** BEGIN MATERIAL TO PROCESS **

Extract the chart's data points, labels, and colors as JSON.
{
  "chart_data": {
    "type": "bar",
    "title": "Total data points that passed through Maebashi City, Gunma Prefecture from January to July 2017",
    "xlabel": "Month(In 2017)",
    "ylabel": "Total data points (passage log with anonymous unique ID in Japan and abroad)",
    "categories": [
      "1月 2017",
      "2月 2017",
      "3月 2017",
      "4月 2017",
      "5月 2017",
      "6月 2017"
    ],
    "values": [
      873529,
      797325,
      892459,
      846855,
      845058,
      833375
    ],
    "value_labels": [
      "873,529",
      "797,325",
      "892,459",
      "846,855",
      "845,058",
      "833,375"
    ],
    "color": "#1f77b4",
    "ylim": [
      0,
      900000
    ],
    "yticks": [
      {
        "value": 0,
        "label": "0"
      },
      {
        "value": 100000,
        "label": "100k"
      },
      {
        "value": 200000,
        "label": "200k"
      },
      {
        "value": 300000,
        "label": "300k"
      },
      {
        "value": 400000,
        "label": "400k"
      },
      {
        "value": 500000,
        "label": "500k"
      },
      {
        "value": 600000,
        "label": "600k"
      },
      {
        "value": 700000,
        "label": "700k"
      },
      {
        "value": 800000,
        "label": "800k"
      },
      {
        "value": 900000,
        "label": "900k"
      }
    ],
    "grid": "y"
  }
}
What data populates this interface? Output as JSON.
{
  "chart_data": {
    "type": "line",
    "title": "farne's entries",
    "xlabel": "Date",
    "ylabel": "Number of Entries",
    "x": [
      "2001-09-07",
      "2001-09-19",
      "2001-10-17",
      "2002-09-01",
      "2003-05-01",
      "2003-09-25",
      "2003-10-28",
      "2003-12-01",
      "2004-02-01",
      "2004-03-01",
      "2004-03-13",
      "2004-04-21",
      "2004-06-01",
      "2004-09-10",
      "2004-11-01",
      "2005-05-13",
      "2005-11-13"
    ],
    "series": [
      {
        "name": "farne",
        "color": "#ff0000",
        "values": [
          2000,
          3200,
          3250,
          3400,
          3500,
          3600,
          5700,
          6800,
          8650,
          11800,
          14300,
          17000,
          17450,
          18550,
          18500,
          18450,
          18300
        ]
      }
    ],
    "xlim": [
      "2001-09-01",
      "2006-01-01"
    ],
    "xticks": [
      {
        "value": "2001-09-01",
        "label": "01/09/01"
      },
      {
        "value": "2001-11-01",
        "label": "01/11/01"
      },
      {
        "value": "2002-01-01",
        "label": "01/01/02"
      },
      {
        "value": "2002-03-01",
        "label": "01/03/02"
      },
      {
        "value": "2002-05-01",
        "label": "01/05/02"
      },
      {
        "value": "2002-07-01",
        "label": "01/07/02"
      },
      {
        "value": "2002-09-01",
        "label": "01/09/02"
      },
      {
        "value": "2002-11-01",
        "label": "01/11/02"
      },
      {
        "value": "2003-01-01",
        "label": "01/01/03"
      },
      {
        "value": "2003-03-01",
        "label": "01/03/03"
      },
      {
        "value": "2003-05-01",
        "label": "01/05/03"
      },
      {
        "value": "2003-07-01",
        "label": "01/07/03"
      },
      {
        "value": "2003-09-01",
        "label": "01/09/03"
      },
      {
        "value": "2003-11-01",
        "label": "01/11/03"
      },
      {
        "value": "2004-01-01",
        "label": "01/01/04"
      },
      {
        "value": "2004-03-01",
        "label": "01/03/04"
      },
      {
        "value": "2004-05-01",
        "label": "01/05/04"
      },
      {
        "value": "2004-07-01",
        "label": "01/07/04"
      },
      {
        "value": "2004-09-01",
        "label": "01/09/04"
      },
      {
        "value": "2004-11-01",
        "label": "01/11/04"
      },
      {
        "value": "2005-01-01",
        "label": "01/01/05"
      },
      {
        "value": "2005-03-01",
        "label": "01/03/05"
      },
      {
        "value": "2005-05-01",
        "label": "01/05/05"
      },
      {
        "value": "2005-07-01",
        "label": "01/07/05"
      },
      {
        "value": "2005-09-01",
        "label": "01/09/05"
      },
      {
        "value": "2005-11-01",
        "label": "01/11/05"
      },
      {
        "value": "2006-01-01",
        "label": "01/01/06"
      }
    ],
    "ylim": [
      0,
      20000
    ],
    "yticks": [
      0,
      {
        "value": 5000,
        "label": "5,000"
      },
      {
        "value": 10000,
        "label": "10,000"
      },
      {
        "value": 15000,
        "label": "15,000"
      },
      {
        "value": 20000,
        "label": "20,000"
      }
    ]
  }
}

** END MATERIAL TO PROCESS **

**WHAT IS ASKED**
Every line above should be written out again exactly as it stands.

**THE RESPONSE**
Extract the chart's data points, labels, and colors as JSON.
{
  "chart_data": {
    "type": "bar",
    "title": "Total data points that passed through Maebashi City, Gunma Prefecture from January to July 2017",
    "xlabel": "Month(In 2017)",
    "ylabel": "Total data points (passage log with anonymous unique ID in Japan and abroad)",
    "categories": [
      "1月 2017",
      "2月 2017",
      "3月 2017",
      "4月 2017",
      "5月 2017",
      "6月 2017"
    ],
    "values": [
      873529,
      797325,
      892459,
      846855,
      845058,
      833375
    ],
    "value_labels": [
      "873,529",
      "797,325",
      "892,459",
      "846,855",
      "845,058",
      "833,375"
    ],
    "color": "#1f77b4",
    "ylim": [
      0,
      900000
    ],
    "yticks": [
      {
        "value": 0,
        "label": "0"
      },
      {
        "value": 100000,
        "label": "100k"
      },
      {
        "value": 200000,
        "label": "200k"
      },
      {
        "value": 300000,
        "label": "300k"
      },
      {
        "value": 400000,
        "label": "400k"
      },
      {
        "value": 500000,
        "label": "500k"
      },
      {
        "value": 600000,
        "label": "600k"
      },
      {
        "value": 700000,
        "label": "700k"
      },
      {
        "value": 800000,
        "label": "800k"
      },
      {
        "value": 900000,
        "label": "900k"
      }
    ],
    "grid": "y"
  }
}
What data populates this interface? Output as JSON.
{
  "chart_data": {
    "type": "line",
    "title": "farne's entries",
    "xlabel": "Date",
    "ylabel": "Number of Entries",
    "x": [
      "2001-09-07",
      "2001-09-19",
      "2001-10-17",
      "2002-09-01",
      "2003-05-01",
      "2003-09-25",
      "2003-10-28",
      "2003-12-01",
      "2004-02-01",
      "2004-03-01",
      "2004-03-13",
      "2004-04-21",
      "2004-06-01",
      "2004-09-10",
      "2004-11-01",
      "2005-05-13",
      "2005-11-13"
    ],
    "series": [
      {
        "name": "farne",
        "color": "#ff0000",
        "values": [
          2000,
          3200,
          3250,
          3400,
          3500,
          3600,
          5700,
          6800,
          8650,
          11800,
          14300,
          17000,
          17450,
          18550,
          18500,
          18450,
          18300
        ]
      }
    ],
    "xlim": [
      "2001-09-01",
      "2006-01-01"
    ],
    "xticks": [
      {
        "value": "2001-09-01",
        "label": "01/09/01"
      },
      {
        "value": "2001-11-01",
        "label": "01/11/01"
      },
      {
        "value": "2002-01-01",
        "label": "01/01/02"
      },
      {
        "value": "2002-03-01",
        "label": "01/03/02"
      },
      {
        "value": "2002-05-01",
        "label": "01/05/02"
      },
      {
        "value": "2002-07-01",
        "label": "01/07/02"
      },
      {
        "value": "2002-09-01",
        "label": "01/09/02"
      },
      {
        "value": "2002-11-01",
        "label": "01/11/02"
      },
      {
        "value": "2003-01-01",
        "label": "01/01/03"
      },
      {
        "value": "2003-03-01",
        "label": "01/03/03"
      },
      {
        "value": "2003-05-01",
        "label": "01/05/03"
      },
      {
        "value": "2003-07-01",
        "label": "01/07/03"
      },
      {
        "value": "2003-09-01",
        "label": "01/09/03"
      },
      {
        "value": "2003-11-01",
        "label": "01/11/03"
      },
      {
        "value": "2004-01-01",
        "label": "01/01/04"
      },
      {
        "value": "2004-03-01",
        "label": "01/03/04"
      },
      {
        "value": "2004-05-01",
        "label": "01/05/04"
      },
      {
        "value": "2004-07-01",
        "label": "01/07/04"
      },
      {
        "value": "2004-09-01",
        "label": "01/09/04"
      },
      {
        "value": "2004-11-01",
        "label": "01/11/04"
      },
      {
        "value": "2005-01-01",
        "label": "01/01/05"
      },
      {
        "value": "2005-03-01",
        "label": "01/03/05"
      },
      {
        "value": "2005-05-01",
        "label": "01/05/05"
      },
      {
        "value": "2005-07-01",
        "label": "01/07/05"
      },
      {
        "value": "2005-09-01",
        "label": "01/09/05"
      },
      {
        "value": "2005-11-01",
        "label": "01/11/05"
      },
      {
        "value": "2006-01-01",
        "label": "01/01/06"
      }
    ],
    "ylim": [
      0,
      20000
    ],
    "yticks": [
      0,
      {
        "value": 5000,
        "label": "5,000"
      },
      {
        "value": 10000,
        "label": "10,000"
      },
      {
        "value": 15000,
        "label": "15,000"
      },
      {
        "value": 20000,
        "label": "20,000"
      }
    ]
  }
}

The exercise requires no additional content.